To do: Please state how many lines in the data below contain the string "annotation". Give only the number.

---------- Data provided

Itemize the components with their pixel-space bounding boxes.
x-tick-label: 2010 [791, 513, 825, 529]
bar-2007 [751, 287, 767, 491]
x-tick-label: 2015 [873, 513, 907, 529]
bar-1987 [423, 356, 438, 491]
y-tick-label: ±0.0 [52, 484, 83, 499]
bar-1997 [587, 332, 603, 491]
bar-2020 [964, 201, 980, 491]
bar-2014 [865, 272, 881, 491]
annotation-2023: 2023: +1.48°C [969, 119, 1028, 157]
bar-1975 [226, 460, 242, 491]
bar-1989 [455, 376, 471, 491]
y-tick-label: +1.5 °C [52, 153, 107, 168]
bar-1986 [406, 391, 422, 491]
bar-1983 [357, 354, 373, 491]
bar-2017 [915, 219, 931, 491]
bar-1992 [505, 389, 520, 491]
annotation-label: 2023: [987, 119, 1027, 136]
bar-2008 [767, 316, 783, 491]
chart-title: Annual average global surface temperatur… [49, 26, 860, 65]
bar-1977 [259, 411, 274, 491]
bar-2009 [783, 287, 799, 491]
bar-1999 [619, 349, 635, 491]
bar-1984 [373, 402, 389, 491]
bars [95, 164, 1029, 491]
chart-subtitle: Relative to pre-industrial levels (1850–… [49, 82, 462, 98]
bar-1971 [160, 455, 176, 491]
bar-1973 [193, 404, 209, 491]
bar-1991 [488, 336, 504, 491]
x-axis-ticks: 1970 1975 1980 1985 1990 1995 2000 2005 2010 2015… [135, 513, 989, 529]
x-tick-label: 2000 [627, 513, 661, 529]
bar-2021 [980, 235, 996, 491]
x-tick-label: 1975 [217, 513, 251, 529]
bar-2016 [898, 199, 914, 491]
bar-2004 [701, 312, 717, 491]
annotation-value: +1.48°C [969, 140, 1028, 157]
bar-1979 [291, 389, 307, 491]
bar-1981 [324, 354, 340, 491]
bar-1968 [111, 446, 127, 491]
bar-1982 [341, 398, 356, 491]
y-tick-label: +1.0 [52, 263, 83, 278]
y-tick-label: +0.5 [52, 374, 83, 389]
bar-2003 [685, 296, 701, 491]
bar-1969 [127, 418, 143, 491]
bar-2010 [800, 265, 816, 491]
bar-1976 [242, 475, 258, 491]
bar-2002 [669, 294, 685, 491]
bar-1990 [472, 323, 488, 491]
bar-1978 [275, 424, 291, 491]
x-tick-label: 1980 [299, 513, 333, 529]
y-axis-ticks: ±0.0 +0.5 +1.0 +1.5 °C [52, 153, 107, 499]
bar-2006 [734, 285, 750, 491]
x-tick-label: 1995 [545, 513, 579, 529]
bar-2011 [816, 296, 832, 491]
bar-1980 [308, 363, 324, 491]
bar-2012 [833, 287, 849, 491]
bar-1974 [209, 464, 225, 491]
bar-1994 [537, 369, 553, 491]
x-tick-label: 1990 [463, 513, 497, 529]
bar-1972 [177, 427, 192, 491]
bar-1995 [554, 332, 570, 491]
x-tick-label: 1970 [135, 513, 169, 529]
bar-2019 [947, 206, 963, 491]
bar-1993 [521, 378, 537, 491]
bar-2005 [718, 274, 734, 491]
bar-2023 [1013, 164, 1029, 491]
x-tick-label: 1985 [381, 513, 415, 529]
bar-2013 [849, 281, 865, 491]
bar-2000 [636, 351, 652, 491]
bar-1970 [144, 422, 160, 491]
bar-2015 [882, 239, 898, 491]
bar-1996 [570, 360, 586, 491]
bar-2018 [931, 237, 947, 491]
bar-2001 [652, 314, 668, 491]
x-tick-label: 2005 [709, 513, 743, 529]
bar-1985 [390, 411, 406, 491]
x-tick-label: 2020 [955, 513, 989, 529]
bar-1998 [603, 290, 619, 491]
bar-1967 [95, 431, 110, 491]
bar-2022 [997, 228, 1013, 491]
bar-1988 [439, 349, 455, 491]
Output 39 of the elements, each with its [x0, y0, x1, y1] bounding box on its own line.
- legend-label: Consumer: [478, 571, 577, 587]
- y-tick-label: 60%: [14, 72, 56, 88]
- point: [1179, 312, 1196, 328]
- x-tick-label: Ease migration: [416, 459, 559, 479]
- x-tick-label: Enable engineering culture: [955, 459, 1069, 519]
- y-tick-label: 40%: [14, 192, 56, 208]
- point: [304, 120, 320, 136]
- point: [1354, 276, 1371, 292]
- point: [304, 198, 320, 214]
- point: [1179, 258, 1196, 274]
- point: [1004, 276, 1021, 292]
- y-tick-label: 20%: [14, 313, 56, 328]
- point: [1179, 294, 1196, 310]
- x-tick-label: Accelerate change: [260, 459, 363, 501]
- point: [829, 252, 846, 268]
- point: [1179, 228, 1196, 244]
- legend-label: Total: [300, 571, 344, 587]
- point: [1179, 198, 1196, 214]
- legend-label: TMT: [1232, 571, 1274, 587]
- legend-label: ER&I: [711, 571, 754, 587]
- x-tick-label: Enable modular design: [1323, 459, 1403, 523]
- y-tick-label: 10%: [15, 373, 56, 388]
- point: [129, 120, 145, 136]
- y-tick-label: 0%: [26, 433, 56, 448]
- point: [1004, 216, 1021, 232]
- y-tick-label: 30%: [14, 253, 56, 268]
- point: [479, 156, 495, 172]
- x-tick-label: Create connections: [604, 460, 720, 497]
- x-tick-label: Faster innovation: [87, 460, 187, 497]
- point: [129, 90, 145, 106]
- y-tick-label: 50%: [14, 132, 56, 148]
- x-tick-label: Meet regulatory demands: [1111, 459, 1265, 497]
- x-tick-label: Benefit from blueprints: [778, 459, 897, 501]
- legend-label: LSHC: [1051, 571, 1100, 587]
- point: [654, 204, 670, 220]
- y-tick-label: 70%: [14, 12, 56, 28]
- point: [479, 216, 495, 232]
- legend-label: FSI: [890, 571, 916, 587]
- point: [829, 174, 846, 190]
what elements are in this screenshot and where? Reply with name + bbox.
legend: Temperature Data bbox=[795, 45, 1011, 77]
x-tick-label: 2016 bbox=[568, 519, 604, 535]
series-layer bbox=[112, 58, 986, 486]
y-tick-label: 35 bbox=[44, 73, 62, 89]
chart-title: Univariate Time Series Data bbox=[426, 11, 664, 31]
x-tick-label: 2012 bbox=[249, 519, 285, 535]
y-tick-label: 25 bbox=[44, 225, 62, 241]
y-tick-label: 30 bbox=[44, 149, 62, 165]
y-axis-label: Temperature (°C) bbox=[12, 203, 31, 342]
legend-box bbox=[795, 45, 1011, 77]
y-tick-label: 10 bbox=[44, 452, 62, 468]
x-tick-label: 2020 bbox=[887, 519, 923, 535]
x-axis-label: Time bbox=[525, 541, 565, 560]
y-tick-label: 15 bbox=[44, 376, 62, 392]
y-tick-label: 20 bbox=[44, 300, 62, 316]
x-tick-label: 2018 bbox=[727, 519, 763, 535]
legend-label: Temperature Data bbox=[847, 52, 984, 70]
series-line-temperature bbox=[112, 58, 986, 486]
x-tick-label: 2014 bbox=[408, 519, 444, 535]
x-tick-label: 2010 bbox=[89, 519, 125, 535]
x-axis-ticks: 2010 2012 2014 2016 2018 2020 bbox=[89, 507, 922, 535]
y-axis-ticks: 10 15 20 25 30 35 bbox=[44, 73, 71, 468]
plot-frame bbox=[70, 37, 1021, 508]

--------------------

Solved problem: 3